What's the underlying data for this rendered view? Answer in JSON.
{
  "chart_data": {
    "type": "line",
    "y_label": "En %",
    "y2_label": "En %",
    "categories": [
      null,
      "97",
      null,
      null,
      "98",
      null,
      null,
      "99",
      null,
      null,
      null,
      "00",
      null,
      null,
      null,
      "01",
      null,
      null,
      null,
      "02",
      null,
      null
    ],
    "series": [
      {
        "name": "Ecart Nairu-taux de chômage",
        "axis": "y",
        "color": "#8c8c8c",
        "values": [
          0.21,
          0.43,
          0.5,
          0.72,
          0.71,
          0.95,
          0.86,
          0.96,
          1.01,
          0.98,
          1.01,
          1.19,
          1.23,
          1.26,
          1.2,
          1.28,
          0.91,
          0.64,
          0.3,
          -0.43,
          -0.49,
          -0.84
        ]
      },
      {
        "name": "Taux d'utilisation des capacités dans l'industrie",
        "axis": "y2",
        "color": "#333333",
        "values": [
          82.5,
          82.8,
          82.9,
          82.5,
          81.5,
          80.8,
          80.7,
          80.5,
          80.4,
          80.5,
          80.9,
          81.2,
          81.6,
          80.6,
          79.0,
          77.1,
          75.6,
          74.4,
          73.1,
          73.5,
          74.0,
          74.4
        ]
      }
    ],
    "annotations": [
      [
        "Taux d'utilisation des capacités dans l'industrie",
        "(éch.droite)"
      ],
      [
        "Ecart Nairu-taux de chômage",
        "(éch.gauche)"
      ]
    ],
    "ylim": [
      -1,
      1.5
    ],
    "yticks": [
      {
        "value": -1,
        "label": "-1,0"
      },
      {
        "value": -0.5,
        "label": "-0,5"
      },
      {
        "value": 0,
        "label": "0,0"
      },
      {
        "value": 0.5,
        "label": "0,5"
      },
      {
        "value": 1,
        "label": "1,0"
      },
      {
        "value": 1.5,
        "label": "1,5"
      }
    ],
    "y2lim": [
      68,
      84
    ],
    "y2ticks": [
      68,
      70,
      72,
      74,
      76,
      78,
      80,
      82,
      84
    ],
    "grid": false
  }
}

====

- **TASK TO COMPLETE**:
Retype the data exactly as given.

- **OUTPUT OF THE TASK**:
What's the underlying data for this rendered view? Answer in JSON.
{
  "chart_data": {
    "type": "line",
    "y_label": "En %",
    "y2_label": "En %",
    "categories": [
      null,
      "97",
      null,
      null,
      "98",
      null,
      null,
      "99",
      null,
      null,
      null,
      "00",
      null,
      null,
      null,
      "01",
      null,
      null,
      null,
      "02",
      null,
      null
    ],
    "series": [
      {
        "name": "Ecart Nairu-taux de chômage",
        "axis": "y",
        "color": "#8c8c8c",
        "values": [
          0.21,
          0.43,
          0.5,
          0.72,
          0.71,
          0.95,
          0.86,
          0.96,
          1.01,
          0.98,
          1.01,
          1.19,
          1.23,
          1.26,
          1.2,
          1.28,
          0.91,
          0.64,
          0.3,
          -0.43,
          -0.49,
          -0.84
        ]
      },
      {
        "name": "Taux d'utilisation des capacités dans l'industrie",
        "axis": "y2",
        "color": "#333333",
        "values": [
          82.5,
          82.8,
          82.9,
          82.5,
          81.5,
          80.8,
          80.7,
          80.5,
          80.4,
          80.5,
          80.9,
          81.2,
          81.6,
          80.6,
          79.0,
          77.1,
          75.6,
          74.4,
          73.1,
          73.5,
          74.0,
          74.4
        ]
      }
    ],
    "annotations": [
      [
        "Taux d'utilisation des capacités dans l'industrie",
        "(éch.droite)"
      ],
      [
        "Ecart Nairu-taux de chômage",
        "(éch.gauche)"
      ]
    ],
    "ylim": [
      -1,
      1.5
    ],
    "yticks": [
      {
        "value": -1,
        "label": "-1,0"
      },
      {
        "value": -0.5,
        "label": "-0,5"
      },
      {
        "value": 0,
        "label": "0,0"
      },
      {
        "value": 0.5,
        "label": "0,5"
      },
      {
        "value": 1,
        "label": "1,0"
      },
      {
        "value": 1.5,
        "label": "1,5"
      }
    ],
    "y2lim": [
      68,
      84
    ],
    "y2ticks": [
      68,
      70,
      72,
      74,
      76,
      78,
      80,
      82,
      84
    ],
    "grid": false
  }
}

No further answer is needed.